You just need 10 minutes to create this gorgeous Peach Apricot Bellini. Read on for instructions for how to enjoy them year-round when peaches aren’t in season!
In my eyes, peach season can’t last long enough! Peaches just taste like summer, and they’re super delicious in a cocktail.
I’ve figured out how to bring back that taste all year round, even in the middle of winter, with the Peach Apricot Bellini.
What’s the origin of a bellini?
The bellini was created in the mid-1900s by Giuseppe Cipriani. He was the founder of Harry’s Bar in Venice, Italy, and he created the cocktail during the local four-month-long peach season.
He mixed ripe white peach purée with prosecco to create the light pink drink, using one part purée to two parts prosecco. The beautiful hue reminded him of a color he’d seen in a painting by Giovanni Bellini, and the Bellini cocktail was born.

Data for analysis ▸
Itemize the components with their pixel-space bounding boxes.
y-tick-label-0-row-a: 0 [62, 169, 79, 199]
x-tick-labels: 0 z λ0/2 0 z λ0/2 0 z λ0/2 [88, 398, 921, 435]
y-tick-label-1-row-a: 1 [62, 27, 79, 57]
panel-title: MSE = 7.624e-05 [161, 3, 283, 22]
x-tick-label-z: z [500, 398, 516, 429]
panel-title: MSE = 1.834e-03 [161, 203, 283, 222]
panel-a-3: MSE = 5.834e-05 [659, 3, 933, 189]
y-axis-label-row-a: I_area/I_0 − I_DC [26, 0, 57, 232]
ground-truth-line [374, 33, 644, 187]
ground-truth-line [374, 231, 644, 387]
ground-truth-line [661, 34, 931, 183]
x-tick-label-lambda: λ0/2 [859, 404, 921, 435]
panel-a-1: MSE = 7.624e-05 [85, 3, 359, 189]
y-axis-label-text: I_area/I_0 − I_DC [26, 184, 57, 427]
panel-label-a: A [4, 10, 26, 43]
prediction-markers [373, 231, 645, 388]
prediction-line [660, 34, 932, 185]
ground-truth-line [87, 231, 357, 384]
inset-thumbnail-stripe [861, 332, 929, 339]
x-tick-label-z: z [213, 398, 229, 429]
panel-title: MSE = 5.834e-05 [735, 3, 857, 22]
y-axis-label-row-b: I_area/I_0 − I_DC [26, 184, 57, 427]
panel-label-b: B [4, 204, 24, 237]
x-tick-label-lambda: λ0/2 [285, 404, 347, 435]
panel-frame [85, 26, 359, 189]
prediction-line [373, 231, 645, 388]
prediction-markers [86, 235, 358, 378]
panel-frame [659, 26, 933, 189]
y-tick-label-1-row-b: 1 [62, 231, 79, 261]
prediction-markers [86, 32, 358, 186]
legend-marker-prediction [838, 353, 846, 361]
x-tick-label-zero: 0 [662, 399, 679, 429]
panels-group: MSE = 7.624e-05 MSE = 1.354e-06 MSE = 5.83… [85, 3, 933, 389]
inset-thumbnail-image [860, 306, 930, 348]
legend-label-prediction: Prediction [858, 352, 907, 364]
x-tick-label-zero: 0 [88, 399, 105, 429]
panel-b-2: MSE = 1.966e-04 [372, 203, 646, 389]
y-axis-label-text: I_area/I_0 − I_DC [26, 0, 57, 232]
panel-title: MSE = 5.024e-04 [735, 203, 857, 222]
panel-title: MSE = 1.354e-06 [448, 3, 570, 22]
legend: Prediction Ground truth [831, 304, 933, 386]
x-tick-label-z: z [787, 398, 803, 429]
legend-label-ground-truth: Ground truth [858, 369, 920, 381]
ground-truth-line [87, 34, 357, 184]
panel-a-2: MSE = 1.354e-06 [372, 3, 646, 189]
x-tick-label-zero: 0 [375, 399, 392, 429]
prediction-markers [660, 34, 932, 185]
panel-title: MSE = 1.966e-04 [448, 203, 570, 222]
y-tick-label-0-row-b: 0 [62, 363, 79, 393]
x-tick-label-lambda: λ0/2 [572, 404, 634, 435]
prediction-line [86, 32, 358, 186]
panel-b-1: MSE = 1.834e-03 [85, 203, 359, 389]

Problems to solve ▸
(a) Do the following statements agree with the Bellini text above? Answer yes or no for each, quoting the deciding words of the text. (i) Giuseppe Cipriani founded Harry's Bar in Venice. (ii) The original bellini used equal amounts of peach purée and prosecco. (iii) The drink's color reminded its creator of a painting by Giovanni Bellini.
(b) Please repeat the portion of the Bellini text above word for word, starting with "You just need" and going on through "four-month-long peach season.".
(c) Pick up the Bellini text above after its last sentence and continue writing it.

Responses in order ▸
(a)
(i) Yes: "He was the founder of Harry’s Bar in Venice, Italy"
(ii) No: "using one part purée to two parts prosecco"
(iii) Yes: "The beautiful hue reminded him of a color he’d seen in a painting by Giovanni Bellini"

(b)
You just need 10 minutes to create this gorgeous Peach Apricot Bellini. Read on for instructions for how to enjoy them year-round when peaches aren’t in season!
In my eyes, peach season can’t last long enough! Peaches just taste like summer, and they’re super delicious in a cocktail.
I’ve figured out how to bring back that taste all year round, even in the middle of winter, with the Peach Apricot Bellini.
What’s the origin of a bellini?
The bellini was created in the mid-1900s by Giuseppe Cipriani. He was the founder of Harry’s Bar in Venice, Italy, and he created the cocktail during the local four-month-long peach season.

(c)
- A ripe peach and a ripe apricot create the fruit purée.
- Lemon juice and a little bit of brown sugar enhance the flavor of the fruit.
- Prosecco is the bubbly of choice. A dry sparkling wine or cava would work here, too.
I love white peaches, but it’s rare to find them ripe and ready to eat in Chicago. The good news is, yellow peaches work perfectly for this. And the addition of the apricot adds a slightly tart flavor that makes these bellinis just a little bit more unique.
How to make a bellini
Remove the pits from the fruit and place them in a food processor. Leave the skins on—we will strain the mixture later. Add the lemon juice and brown sugar, and purée the fruit.
Strain the mixture in a fine mesh sieve. Use a spatula to press down on the liquid if necessary.
The result is a silky fruit purée that’s ready for some cocktail making!
To make the cocktail, spoon one tablespoon of purée into a champagne flute or coupe, then fill the rest with prosecco. If you like a sweeter or fruitier cocktail, then add more purée. That’s it! You’ve just made a Peach Apricot Bellini.
How to freeze fruit purée
The idea of a year-round bellini is from the recipe’s creator himself. Giuseppe had wondered, how would he serve the crowds of people hankering for a bellini when peach season was over?
He learned to freeze the puréed fruit so he could delight fans year-round.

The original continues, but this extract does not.